What you will do >>
Below are records to be output exactly, every one of them.
## Begin Exercise input
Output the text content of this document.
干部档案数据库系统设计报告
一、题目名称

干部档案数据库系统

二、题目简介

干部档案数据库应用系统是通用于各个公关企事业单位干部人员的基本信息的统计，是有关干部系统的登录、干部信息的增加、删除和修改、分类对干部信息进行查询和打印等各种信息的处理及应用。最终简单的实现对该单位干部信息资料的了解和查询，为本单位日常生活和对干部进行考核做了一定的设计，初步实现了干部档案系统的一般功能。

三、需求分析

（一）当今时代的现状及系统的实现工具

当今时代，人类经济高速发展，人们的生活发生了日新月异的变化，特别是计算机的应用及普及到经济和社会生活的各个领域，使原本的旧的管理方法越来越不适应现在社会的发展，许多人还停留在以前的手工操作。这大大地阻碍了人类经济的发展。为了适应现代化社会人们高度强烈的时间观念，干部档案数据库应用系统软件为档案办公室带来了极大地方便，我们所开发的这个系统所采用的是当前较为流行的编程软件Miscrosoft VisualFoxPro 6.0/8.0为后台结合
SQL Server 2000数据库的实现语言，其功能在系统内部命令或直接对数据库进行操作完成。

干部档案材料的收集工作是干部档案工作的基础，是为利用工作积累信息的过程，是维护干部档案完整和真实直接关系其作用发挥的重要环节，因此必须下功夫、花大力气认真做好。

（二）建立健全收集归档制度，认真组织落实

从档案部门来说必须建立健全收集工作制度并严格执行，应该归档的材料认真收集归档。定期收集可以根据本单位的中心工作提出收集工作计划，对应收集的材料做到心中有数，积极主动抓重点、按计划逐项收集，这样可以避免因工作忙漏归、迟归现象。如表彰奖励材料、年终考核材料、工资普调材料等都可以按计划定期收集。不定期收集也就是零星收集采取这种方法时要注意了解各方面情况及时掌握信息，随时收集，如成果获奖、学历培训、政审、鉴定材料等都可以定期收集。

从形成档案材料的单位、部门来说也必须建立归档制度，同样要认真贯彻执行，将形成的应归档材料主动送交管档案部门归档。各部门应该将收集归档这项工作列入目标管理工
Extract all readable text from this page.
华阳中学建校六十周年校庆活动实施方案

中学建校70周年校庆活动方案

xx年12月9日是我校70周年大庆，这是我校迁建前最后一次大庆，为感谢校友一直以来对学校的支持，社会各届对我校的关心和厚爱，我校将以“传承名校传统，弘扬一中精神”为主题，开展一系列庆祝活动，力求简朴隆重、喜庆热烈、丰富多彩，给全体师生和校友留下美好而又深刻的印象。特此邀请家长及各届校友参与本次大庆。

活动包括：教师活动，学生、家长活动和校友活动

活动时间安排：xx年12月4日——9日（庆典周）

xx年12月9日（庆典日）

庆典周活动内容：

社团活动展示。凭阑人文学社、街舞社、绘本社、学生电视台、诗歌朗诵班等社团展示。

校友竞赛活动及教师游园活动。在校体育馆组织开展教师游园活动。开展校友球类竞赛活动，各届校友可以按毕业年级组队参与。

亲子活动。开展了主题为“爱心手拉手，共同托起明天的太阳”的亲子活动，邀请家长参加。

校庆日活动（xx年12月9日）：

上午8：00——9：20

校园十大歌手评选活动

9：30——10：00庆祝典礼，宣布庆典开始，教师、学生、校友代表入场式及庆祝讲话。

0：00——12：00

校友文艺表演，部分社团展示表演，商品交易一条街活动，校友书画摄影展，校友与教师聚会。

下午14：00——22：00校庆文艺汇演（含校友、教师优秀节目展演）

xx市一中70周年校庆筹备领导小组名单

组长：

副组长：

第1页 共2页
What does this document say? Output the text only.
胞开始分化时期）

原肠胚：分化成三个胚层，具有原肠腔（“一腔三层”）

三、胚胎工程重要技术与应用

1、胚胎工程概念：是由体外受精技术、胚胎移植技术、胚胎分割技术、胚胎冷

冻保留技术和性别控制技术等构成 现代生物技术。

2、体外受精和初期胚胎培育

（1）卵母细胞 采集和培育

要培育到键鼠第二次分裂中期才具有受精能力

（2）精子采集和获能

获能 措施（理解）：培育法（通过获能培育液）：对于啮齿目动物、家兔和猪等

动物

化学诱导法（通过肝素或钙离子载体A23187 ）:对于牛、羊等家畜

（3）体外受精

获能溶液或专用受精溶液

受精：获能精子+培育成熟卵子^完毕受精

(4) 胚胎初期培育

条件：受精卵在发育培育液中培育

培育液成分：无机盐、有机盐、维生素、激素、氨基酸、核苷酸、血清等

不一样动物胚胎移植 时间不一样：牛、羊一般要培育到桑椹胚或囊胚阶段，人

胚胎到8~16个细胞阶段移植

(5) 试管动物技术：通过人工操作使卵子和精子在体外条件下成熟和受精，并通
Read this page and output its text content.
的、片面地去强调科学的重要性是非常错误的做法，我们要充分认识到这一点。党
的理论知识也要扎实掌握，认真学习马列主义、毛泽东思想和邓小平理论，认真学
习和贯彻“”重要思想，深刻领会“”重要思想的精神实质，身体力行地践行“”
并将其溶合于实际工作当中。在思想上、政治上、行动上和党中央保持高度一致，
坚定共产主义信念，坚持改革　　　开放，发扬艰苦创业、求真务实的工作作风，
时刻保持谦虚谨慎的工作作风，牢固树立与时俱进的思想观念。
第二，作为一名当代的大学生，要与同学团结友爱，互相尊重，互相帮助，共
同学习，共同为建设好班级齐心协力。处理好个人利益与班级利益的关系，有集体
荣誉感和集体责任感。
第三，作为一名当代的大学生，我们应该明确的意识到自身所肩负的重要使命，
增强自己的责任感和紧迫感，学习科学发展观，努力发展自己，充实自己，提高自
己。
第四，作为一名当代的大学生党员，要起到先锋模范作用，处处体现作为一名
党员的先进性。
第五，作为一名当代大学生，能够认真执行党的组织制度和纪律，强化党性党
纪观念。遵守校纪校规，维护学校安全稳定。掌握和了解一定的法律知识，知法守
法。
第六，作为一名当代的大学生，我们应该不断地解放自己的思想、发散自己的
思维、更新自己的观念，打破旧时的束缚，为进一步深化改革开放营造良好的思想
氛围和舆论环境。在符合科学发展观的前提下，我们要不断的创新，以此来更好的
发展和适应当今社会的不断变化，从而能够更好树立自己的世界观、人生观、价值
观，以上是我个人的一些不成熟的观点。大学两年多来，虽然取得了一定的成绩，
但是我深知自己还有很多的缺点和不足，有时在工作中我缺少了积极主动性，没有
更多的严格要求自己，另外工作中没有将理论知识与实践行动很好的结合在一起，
## End Exercise input
Output of the exercise >>
Output the text content of this document.
干部档案数据库系统设计报告
一、题目名称

干部档案数据库系统

二、题目简介

干部档案数据库应用系统是通用于各个公关企事业单位干部人员的基本信息的统计，是有关干部系统的登录、干部信息的增加、删除和修改、分类对干部信息进行查询和打印等各种信息的处理及应用。最终简单的实现对该单位干部信息资料的了解和查询，为本单位日常生活和对干部进行考核做了一定的设计，初步实现了干部档案系统的一般功能。

三、需求分析

（一）当今时代的现状及系统的实现工具

当今时代，人类经济高速发展，人们的生活发生了日新月异的变化，特别是计算机的应用及普及到经济和社会生活的各个领域，使原本的旧的管理方法越来越不适应现在社会的发展，许多人还停留在以前的手工操作。这大大地阻碍了人类经济的发展。为了适应现代化社会人们高度强烈的时间观念，干部档案数据库应用系统软件为档案办公室带来了极大地方便，我们所开发的这个系统所采用的是当前较为流行的编程软件Miscrosoft VisualFoxPro 6.0/8.0为后台结合
SQL Server 2000数据库的实现语言，其功能在系统内部命令或直接对数据库进行操作完成。

干部档案材料的收集工作是干部档案工作的基础，是为利用工作积累信息的过程，是维护干部档案完整和真实直接关系其作用发挥的重要环节，因此必须下功夫、花大力气认真做好。

（二）建立健全收集归档制度，认真组织落实

从档案部门来说必须建立健全收集工作制度并严格执行，应该归档的材料认真收集归档。定期收集可以根据本单位的中心工作提出收集工作计划，对应收集的材料做到心中有数，积极主动抓重点、按计划逐项收集，这样可以避免因工作忙漏归、迟归现象。如表彰奖励材料、年终考核材料、工资普调材料等都可以按计划定期收集。不定期收集也就是零星收集采取这种方法时要注意了解各方面情况及时掌握信息，随时收集，如成果获奖、学历培训、政审、鉴定材料等都可以定期收集。

从形成档案材料的单位、部门来说也必须建立归档制度，同样要认真贯彻执行，将形成的应归档材料主动送交管档案部门归档。各部门应该将收集归档这项工作列入目标管理工
Extract all readable text from this page.
华阳中学建校六十周年校庆活动实施方案

中学建校70周年校庆活动方案

xx年12月9日是我校70周年大庆，这是我校迁建前最后一次大庆，为感谢校友一直以来对学校的支持，社会各届对我校的关心和厚爱，我校将以“传承名校传统，弘扬一中精神”为主题，开展一系列庆祝活动，力求简朴隆重、喜庆热烈、丰富多彩，给全体师生和校友留下美好而又深刻的印象。特此邀请家长及各届校友参与本次大庆。

活动包括：教师活动，学生、家长活动和校友活动

活动时间安排：xx年12月4日——9日（庆典周）

xx年12月9日（庆典日）

庆典周活动内容：

社团活动展示。凭阑人文学社、街舞社、绘本社、学生电视台、诗歌朗诵班等社团展示。

校友竞赛活动及教师游园活动。在校体育馆组织开展教师游园活动。开展校友球类竞赛活动，各届校友可以按毕业年级组队参与。

亲子活动。开展了主题为“爱心手拉手，共同托起明天的太阳”的亲子活动，邀请家长参加。

校庆日活动（xx年12月9日）：

上午8：00——9：20

校园十大歌手评选活动

9：30——10：00庆祝典礼，宣布庆典开始，教师、学生、校友代表入场式及庆祝讲话。

0：00——12：00

校友文艺表演，部分社团展示表演，商品交易一条街活动，校友书画摄影展，校友与教师聚会。

下午14：00——22：00校庆文艺汇演（含校友、教师优秀节目展演）

xx市一中70周年校庆筹备领导小组名单

组长：

副组长：

第1页 共2页
What does this document say? Output the text only.
胞开始分化时期）

原肠胚：分化成三个胚层，具有原肠腔（“一腔三层”）

三、胚胎工程重要技术与应用

1、胚胎工程概念：是由体外受精技术、胚胎移植技术、胚胎分割技术、胚胎冷

冻保留技术和性别控制技术等构成 现代生物技术。

2、体外受精和初期胚胎培育

（1）卵母细胞 采集和培育

要培育到键鼠第二次分裂中期才具有受精能力

（2）精子采集和获能

获能 措施（理解）：培育法（通过获能培育液）：对于啮齿目动物、家兔和猪等

动物

化学诱导法（通过肝素或钙离子载体A23187 ）:对于牛、羊等家畜

（3）体外受精

获能溶液或专用受精溶液

受精：获能精子+培育成熟卵子^完毕受精

(4) 胚胎初期培育

条件：受精卵在发育培育液中培育

培育液成分：无机盐、有机盐、维生素、激素、氨基酸、核苷酸、血清等

不一样动物胚胎移植 时间不一样：牛、羊一般要培育到桑椹胚或囊胚阶段，人

胚胎到8~16个细胞阶段移植

(5) 试管动物技术：通过人工操作使卵子和精子在体外条件下成熟和受精，并通
Read this page and output its text content.
的、片面地去强调科学的重要性是非常错误的做法，我们要充分认识到这一点。党
的理论知识也要扎实掌握，认真学习马列主义、毛泽东思想和邓小平理论，认真学
习和贯彻“”重要思想，深刻领会“”重要思想的精神实质，身体力行地践行“”
并将其溶合于实际工作当中。在思想上、政治上、行动上和党中央保持高度一致，
坚定共产主义信念，坚持改革　　　开放，发扬艰苦创业、求真务实的工作作风，
时刻保持谦虚谨慎的工作作风，牢固树立与时俱进的思想观念。
第二，作为一名当代的大学生，要与同学团结友爱，互相尊重，互相帮助，共
同学习，共同为建设好班级齐心协力。处理好个人利益与班级利益的关系，有集体
荣誉感和集体责任感。
第三，作为一名当代的大学生，我们应该明确的意识到自身所肩负的重要使命，
增强自己的责任感和紧迫感，学习科学发展观，努力发展自己，充实自己，提高自
己。
第四，作为一名当代的大学生党员，要起到先锋模范作用，处处体现作为一名
党员的先进性。
第五，作为一名当代大学生，能够认真执行党的组织制度和纪律，强化党性党
纪观念。遵守校纪校规，维护学校安全稳定。掌握和了解一定的法律知识，知法守
法。
第六，作为一名当代的大学生，我们应该不断地解放自己的思想、发散自己的
思维、更新自己的观念，打破旧时的束缚，为进一步深化改革开放营造良好的思想
氛围和舆论环境。在符合科学发展观的前提下，我们要不断的创新，以此来更好的
发展和适应当今社会的不断变化，从而能够更好树立自己的世界观、人生观、价值
观，以上是我个人的一些不成熟的观点。大学两年多来，虽然取得了一定的成绩，
但是我深知自己还有很多的缺点和不足，有时在工作中我缺少了积极主动性，没有
更多的严格要求自己，另外工作中没有将理论知识与实践行动很好的结合在一起，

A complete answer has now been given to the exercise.